With Leena Alanen, Berry planned a book about empirical studies in both majority and minority world societies, collected with children about their everyday lives. As editors, they collaborated with the authors, through emails and meetings, to develop theories about conceptualising child–adult relations (Alanen and Mayall, 2001). They were concerned with understanding redistributive justice through studying inter-generational relations at micro and macro levels. This work is even more relevant today for studying the actual and potential effects of climate change and the COVID-19 pandemic on different generations. We liaised with our colleague Helen Penn, then at SSRU, who was working on globalisation and childhood (Penn, 2002). Berry aimed to promote respect and partnership between adults and children of all ages and in all countries.
Berry worked to promote children’s rights through all her social research, also writing a series of papers on rights, giving lectures in the UK and abroad and supervising child rights-based doctoral research. She worked particularly with Leena Alanen and Helga Zeihar (Berlin) while they were teaching at the University of Linköping, Sweden. They developed theories of childhood, starting with real examples and children’s own accounts to show how we can only understand society when we take account of children, one-third of the people in the world. Berry also theorised with European colleagues about how feminism might inform childhood research and childhood as a relational process. Just as gender relations can involve power and oppression, so too can generational adult–child relations. Visions of society that ignore children are as skewed as those that used to ignore women.
These and many other ideas resulted in her still highly relevant joint books with Leena, and also in her book, Towards a Sociology for Childhood: Thinking from children’s lives (Mayall, 2002). This emphasises how childhood, adulthood and society all need to be understood in relation to one another. Berry adapted feminist work on women’s individual and group standpoints (which include personal perspectives and experiential knowledge) to develop her work on children’s own standpoints and views in their relations with others, and in their complex underestimated moral status (Mayall, 2002).
Berry’s love of the theatre informed her work with colleagues to evaluate the National Theatre’s Education and Training Programme with schoolchildren and the role of creativity in schools. Another small study examined generation relations and feminist influences, by interviewing 12-year-old girls and then asking them to invite their mothers and grandmothers to take part.
When she was appointed Professor of Childhood Studies in 2000, Berry’s inaugural professorial lecture argued for a rethink in educational policy and practice based on respect for children as competent rational social agents with rights (Mayall, 2003).
Berry and I started the international MA in the Sociology of Childhood and Children’s Rights in 2003. There are modules on research methods, on theories, and a week-long module on ‘Children’s rights in practice’ attended by the students and practitioners from around the world, with a wide range of expert visiting speakers. Ginny Morrow led the MA between 2004 and 2010. With Berry, she critiqued a UNICEF report published in 2007. This placed UK children last in a league table of children’s happiness and well-being in rich countries, and led to the front cover of Time magazine claiming ‘Unhappy, unloved and out of control: An epidemic of violence, crime and drunkenness has made Britain scared of its young’ (Morrow and Mayall, 2009). They criticised attempts to measure children’s well-being using secondary data sets and contrasted this deficit negative model of children’s lives, presented as measurable scientific ‘fact’, with more positive childhood research.

▸ **Task goal**:
Return the stretch from "Berry’s love of" through "to take part." in the passage on Berry's childhood research, copied word for word. The rows have nothing to do with this passage on Berry's childhood research.

▸ **Data shown**:

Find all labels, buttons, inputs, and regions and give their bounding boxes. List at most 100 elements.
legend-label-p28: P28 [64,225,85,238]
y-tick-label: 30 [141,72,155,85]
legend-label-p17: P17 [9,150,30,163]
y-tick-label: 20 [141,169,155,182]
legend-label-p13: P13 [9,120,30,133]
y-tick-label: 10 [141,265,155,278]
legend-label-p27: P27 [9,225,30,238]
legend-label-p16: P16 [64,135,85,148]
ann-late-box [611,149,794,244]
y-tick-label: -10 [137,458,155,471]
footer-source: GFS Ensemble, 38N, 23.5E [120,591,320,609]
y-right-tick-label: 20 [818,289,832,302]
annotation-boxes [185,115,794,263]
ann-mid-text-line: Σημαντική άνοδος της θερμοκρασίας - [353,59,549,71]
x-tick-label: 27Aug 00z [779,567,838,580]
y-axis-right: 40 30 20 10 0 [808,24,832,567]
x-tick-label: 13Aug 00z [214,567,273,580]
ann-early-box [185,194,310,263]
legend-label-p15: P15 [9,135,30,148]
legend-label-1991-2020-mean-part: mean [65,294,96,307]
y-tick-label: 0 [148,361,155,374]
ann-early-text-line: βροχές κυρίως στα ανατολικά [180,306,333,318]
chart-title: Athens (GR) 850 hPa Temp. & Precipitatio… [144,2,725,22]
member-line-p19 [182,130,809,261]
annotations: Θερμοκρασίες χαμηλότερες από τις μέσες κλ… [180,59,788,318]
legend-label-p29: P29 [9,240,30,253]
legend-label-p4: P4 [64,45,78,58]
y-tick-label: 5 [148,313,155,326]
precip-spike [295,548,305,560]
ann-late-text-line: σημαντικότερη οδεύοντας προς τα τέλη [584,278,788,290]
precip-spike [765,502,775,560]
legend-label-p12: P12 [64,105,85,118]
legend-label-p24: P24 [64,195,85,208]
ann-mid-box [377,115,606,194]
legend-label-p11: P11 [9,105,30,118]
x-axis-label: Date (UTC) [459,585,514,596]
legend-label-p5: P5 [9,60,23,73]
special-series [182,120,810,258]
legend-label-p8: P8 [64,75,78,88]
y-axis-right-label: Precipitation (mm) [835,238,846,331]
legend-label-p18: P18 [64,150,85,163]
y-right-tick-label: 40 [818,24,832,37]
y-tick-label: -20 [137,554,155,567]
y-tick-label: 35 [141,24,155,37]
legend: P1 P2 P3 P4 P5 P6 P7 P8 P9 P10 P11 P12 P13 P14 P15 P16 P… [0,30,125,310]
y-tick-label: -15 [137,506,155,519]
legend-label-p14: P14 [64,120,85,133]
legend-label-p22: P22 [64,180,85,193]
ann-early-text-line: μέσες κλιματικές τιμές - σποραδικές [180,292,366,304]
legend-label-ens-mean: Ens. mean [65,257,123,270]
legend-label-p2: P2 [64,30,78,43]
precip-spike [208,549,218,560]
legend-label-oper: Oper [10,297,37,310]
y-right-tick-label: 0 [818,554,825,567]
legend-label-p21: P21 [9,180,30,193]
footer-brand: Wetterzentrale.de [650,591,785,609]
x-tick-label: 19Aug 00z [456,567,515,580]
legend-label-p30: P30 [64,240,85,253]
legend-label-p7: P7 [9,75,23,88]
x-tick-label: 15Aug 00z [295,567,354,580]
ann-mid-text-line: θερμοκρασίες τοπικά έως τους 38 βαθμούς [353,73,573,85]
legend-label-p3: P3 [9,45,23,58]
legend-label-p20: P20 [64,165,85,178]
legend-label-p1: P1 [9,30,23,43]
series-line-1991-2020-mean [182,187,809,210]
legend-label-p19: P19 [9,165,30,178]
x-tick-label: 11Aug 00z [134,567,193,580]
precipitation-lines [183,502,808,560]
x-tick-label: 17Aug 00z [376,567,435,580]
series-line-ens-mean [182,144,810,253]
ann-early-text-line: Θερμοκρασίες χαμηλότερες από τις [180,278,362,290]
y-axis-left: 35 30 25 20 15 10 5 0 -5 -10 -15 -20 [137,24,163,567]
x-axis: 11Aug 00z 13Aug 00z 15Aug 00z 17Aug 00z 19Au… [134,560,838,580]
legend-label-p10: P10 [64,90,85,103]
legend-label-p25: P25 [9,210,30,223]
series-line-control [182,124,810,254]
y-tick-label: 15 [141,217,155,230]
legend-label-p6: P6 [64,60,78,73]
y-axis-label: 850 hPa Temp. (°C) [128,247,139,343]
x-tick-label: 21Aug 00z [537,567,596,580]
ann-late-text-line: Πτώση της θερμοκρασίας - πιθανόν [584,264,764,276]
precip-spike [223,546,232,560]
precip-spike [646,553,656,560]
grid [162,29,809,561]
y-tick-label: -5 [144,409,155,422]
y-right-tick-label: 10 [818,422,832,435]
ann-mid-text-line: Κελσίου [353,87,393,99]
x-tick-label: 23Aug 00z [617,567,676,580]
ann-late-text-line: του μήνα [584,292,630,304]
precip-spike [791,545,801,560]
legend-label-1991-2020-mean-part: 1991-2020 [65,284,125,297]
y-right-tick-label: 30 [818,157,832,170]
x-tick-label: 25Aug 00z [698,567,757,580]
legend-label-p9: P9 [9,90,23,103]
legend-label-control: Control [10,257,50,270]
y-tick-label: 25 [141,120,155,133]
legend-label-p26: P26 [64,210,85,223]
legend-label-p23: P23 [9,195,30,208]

▸ **Task answer**:
Berry’s love of the theatre informed her work with colleagues to evaluate the National Theatre’s Education and Training Programme with schoolchildren and the role of creativity in schools. Another small study examined generation relations and feminist influences, by interviewing 12-year-old girls and then asking them to invite their mothers and grandmothers to take part.